Action item:
Could you show each line of the records that contains the word "diario"?

[Items from an interface collection]
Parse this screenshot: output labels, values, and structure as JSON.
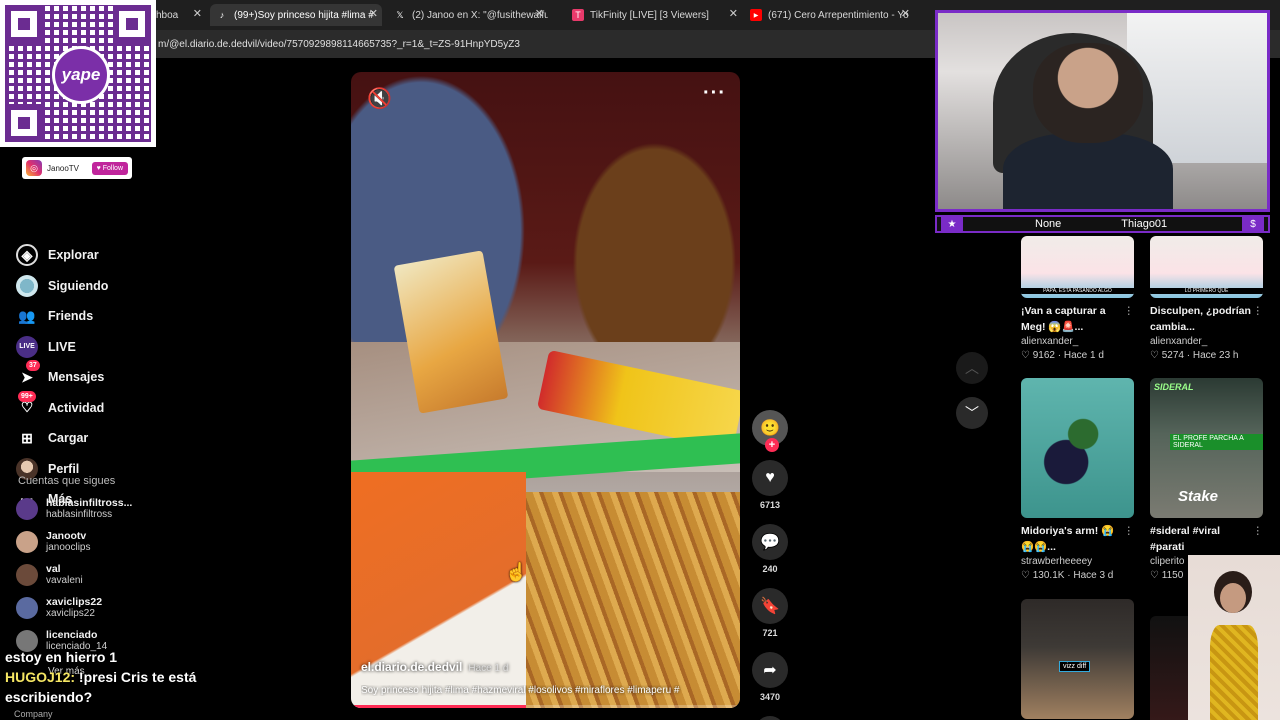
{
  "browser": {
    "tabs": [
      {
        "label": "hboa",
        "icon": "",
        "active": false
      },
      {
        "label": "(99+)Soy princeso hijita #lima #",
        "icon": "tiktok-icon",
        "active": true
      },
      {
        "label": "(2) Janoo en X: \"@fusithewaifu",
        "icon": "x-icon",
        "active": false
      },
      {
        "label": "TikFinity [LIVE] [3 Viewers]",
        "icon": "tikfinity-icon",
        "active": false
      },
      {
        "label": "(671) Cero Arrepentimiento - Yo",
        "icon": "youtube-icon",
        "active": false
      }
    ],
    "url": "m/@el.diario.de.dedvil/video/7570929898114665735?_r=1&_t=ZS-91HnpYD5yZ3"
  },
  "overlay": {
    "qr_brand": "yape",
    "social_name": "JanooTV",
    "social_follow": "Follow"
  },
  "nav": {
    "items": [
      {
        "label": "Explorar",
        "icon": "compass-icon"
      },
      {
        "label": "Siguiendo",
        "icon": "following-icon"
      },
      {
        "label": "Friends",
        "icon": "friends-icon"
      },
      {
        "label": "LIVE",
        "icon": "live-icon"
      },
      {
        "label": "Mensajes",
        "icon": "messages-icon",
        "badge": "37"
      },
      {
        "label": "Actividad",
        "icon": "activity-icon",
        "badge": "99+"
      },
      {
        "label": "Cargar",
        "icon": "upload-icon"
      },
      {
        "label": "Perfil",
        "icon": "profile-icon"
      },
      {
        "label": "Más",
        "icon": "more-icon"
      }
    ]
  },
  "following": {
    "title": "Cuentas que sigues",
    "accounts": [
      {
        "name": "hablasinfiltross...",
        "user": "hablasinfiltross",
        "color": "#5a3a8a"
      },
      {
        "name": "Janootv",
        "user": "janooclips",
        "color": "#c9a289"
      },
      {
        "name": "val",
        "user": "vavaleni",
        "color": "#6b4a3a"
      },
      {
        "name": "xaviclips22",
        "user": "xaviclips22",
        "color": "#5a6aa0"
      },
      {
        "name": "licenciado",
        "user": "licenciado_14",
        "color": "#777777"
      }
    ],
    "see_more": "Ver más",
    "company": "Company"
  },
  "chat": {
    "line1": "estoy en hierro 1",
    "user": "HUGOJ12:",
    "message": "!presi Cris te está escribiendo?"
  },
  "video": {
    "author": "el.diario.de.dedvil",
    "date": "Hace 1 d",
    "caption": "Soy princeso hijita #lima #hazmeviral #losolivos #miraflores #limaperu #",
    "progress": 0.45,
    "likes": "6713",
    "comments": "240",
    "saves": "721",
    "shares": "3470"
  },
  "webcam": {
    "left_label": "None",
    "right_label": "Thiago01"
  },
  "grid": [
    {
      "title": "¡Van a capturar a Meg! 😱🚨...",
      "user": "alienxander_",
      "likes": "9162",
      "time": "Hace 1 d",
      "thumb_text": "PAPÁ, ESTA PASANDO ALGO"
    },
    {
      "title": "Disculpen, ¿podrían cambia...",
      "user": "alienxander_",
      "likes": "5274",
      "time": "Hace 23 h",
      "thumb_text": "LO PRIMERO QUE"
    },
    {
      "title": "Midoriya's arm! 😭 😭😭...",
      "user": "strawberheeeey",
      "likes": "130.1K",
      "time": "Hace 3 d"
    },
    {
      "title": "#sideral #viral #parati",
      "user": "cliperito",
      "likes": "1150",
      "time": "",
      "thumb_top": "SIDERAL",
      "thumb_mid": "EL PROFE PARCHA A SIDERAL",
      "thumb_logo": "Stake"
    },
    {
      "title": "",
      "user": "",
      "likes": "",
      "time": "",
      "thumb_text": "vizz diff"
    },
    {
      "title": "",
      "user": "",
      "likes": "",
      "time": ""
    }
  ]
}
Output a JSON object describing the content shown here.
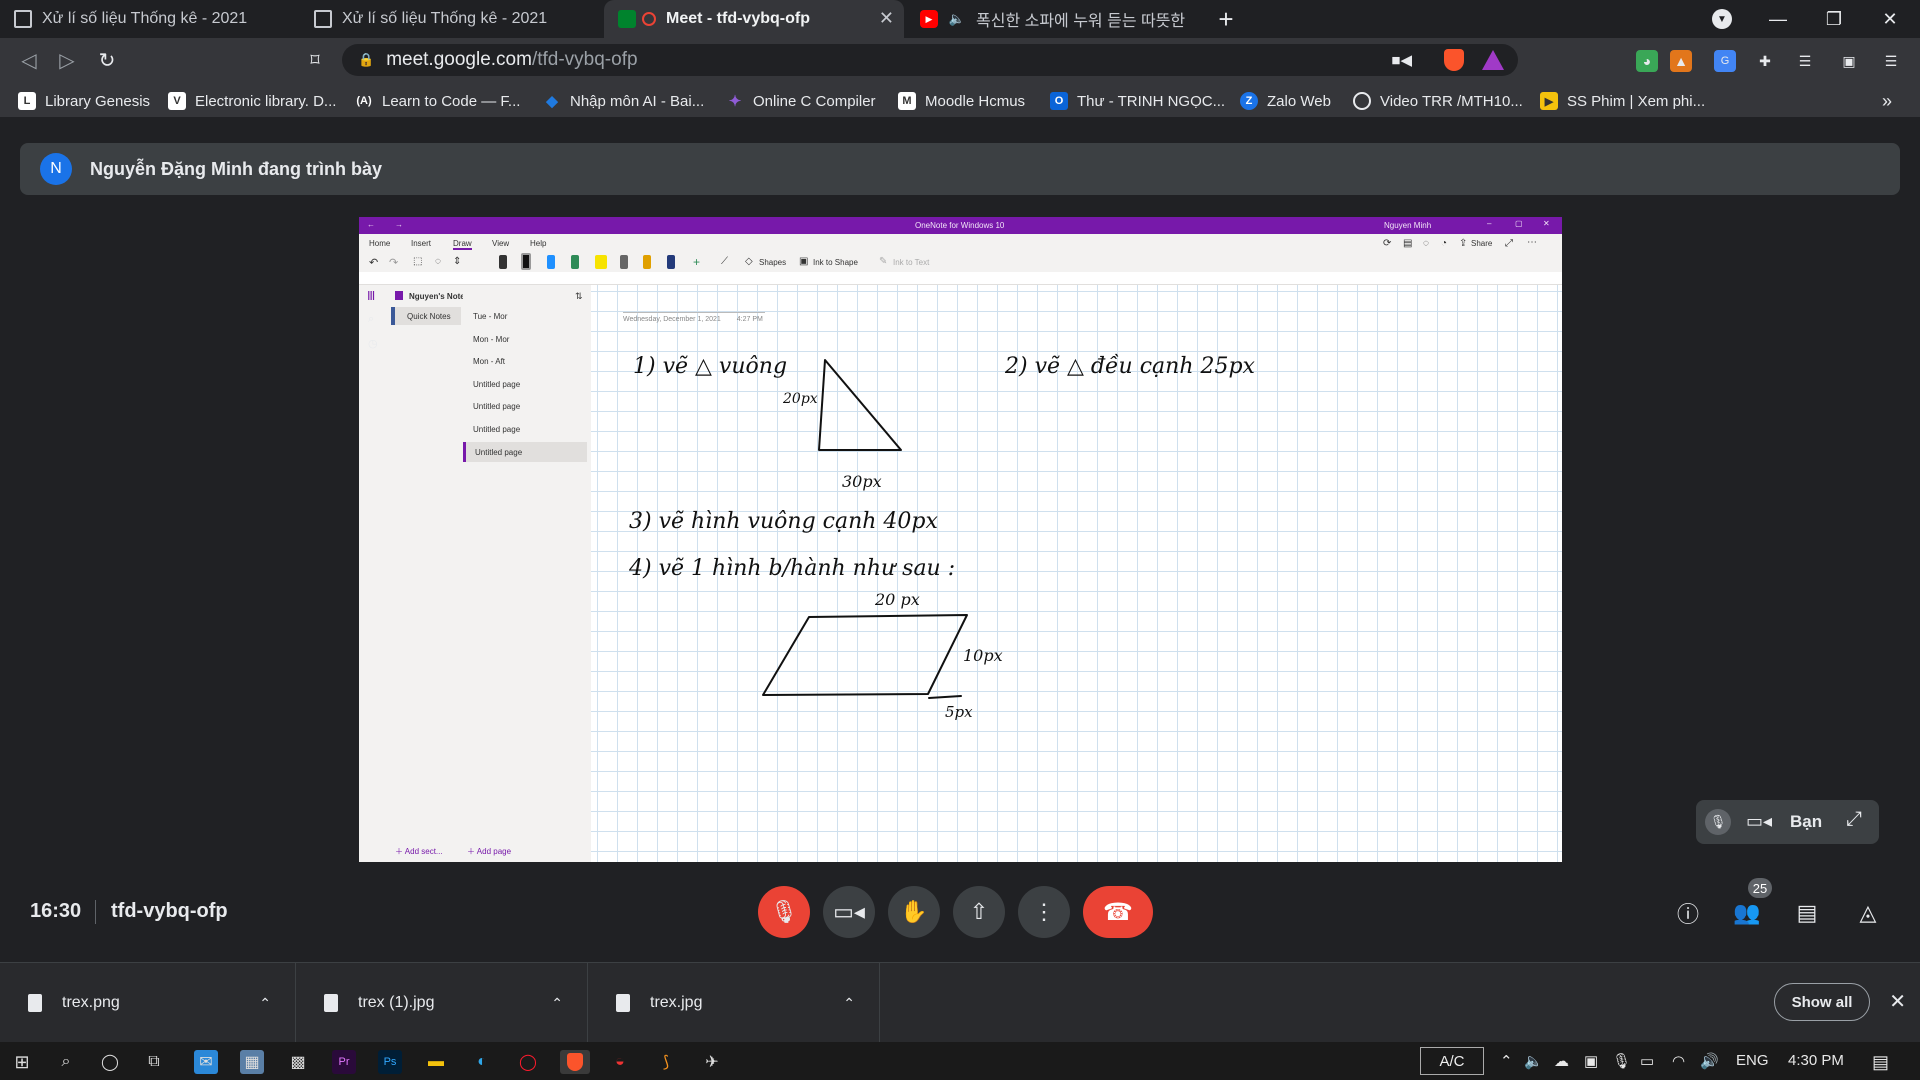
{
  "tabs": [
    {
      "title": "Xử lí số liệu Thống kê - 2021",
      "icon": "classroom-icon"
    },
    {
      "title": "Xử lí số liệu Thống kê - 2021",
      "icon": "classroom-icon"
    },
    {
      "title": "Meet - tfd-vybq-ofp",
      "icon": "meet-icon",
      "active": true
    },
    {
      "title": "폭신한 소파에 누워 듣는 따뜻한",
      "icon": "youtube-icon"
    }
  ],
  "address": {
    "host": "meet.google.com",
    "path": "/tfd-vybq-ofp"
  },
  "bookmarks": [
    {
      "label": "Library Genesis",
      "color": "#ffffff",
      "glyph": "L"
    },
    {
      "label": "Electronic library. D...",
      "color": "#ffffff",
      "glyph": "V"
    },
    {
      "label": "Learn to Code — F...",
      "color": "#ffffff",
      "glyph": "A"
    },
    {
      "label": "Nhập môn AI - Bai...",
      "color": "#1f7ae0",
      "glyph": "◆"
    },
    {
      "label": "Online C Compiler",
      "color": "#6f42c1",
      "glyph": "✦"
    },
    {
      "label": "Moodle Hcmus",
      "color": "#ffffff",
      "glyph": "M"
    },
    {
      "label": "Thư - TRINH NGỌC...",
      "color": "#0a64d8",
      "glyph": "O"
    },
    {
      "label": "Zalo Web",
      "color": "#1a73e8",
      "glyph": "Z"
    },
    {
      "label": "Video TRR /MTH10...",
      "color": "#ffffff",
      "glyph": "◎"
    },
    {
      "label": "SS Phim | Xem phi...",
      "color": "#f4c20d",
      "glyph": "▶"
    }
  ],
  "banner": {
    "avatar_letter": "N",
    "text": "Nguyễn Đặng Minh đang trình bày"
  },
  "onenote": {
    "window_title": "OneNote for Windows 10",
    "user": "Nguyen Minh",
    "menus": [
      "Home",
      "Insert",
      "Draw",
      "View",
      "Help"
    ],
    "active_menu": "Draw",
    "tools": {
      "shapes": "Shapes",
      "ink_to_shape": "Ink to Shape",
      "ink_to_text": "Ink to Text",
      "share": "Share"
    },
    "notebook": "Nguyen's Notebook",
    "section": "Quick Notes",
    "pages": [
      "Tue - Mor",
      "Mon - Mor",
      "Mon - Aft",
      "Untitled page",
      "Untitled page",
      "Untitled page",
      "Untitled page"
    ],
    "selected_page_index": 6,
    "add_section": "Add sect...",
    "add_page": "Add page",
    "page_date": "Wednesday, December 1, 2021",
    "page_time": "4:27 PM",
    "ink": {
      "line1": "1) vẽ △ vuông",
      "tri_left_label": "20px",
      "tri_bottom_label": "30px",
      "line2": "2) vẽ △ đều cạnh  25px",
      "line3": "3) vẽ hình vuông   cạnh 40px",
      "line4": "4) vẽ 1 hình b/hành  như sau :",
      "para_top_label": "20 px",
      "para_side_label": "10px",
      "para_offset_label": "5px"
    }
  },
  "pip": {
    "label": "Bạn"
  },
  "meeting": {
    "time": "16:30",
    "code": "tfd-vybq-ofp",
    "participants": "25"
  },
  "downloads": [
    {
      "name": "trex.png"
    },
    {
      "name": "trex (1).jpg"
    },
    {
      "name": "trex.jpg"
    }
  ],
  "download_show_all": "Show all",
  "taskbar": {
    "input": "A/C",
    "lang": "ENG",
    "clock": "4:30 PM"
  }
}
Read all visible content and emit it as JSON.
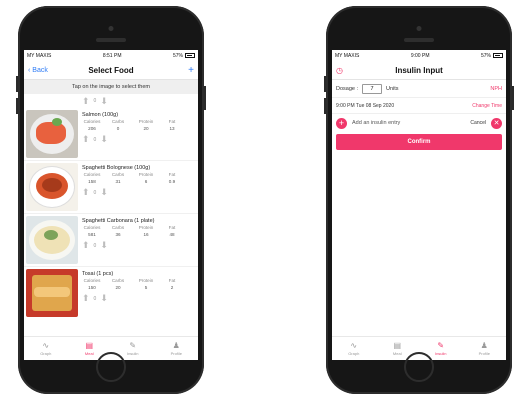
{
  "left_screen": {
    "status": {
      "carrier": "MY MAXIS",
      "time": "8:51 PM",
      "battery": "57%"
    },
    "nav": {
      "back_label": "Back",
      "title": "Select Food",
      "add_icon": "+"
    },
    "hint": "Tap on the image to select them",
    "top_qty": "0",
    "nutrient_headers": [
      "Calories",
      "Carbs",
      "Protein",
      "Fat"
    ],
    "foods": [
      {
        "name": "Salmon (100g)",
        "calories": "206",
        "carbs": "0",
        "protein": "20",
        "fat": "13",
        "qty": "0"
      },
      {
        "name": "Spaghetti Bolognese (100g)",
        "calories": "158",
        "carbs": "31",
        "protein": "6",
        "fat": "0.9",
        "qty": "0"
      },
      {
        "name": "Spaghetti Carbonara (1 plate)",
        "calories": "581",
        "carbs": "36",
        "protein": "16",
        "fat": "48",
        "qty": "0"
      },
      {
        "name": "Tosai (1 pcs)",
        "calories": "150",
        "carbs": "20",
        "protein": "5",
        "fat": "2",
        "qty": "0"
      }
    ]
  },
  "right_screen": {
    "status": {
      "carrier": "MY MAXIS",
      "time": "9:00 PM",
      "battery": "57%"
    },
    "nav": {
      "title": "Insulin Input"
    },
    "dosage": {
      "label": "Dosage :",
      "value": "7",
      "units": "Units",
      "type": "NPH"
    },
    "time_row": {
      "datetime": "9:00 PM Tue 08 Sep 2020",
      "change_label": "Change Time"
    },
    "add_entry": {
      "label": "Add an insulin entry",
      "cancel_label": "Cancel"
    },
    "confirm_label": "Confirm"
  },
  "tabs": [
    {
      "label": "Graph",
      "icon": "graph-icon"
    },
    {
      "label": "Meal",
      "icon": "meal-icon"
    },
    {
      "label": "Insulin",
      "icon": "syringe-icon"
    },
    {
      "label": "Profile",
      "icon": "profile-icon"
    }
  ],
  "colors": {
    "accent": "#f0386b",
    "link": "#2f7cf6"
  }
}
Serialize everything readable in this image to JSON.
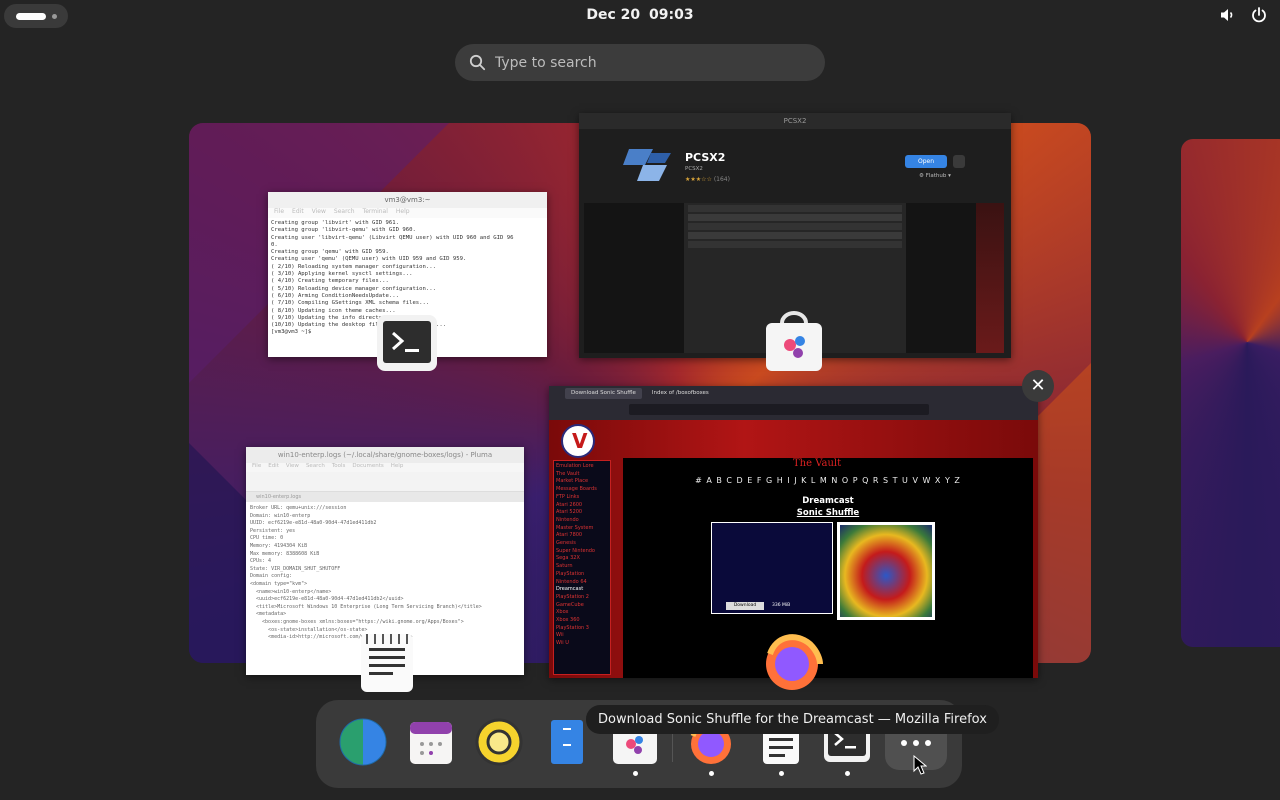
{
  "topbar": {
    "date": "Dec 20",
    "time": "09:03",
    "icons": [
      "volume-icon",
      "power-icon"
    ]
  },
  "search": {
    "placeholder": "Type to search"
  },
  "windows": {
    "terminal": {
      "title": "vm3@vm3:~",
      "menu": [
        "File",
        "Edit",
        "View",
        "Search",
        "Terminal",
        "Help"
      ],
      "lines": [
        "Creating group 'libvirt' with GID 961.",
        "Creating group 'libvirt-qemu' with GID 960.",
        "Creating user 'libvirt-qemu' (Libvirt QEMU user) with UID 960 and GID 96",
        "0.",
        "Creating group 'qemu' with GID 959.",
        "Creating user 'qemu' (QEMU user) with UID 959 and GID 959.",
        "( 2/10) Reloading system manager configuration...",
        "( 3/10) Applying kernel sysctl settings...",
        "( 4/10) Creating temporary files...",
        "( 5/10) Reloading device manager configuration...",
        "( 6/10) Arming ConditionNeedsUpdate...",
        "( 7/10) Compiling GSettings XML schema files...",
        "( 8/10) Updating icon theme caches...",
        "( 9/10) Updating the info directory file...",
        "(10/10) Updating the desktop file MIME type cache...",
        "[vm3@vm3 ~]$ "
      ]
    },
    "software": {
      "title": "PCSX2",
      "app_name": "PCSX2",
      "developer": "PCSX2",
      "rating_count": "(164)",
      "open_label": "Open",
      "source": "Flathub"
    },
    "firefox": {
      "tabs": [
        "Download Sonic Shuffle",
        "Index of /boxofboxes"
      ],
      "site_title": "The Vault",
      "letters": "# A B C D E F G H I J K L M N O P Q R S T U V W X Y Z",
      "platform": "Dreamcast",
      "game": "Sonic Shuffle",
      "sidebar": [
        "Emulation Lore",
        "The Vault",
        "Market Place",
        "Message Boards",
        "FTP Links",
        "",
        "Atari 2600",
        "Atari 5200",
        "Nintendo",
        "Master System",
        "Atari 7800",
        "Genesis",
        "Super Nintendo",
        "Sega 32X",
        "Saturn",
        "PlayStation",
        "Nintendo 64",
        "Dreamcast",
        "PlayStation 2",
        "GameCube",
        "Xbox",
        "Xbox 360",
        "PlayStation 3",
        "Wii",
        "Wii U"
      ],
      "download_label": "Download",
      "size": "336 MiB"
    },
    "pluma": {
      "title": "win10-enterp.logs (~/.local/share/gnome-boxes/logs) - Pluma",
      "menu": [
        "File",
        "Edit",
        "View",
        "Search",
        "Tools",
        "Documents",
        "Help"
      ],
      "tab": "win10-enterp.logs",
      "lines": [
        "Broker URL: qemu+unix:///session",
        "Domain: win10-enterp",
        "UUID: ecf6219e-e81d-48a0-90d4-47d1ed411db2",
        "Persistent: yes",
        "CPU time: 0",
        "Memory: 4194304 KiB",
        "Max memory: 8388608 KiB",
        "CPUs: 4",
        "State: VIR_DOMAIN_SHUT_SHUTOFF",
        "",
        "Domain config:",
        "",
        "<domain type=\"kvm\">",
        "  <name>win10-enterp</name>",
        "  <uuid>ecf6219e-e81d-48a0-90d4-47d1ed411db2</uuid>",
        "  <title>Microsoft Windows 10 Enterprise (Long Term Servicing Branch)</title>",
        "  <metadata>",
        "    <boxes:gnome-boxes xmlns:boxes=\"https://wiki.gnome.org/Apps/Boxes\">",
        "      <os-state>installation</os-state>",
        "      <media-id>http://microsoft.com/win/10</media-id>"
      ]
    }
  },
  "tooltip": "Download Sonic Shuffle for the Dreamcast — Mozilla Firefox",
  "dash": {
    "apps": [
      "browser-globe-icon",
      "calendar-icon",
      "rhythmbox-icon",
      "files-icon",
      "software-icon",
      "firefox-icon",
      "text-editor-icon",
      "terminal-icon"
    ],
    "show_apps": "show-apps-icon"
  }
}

Answer area:
    "url": "m/@el.diario.de.dedvil/video/7570929898114665735?_r=1&_t=ZS-91HnpYD5yZ3"
    "author": "el.diario.de.dedvil",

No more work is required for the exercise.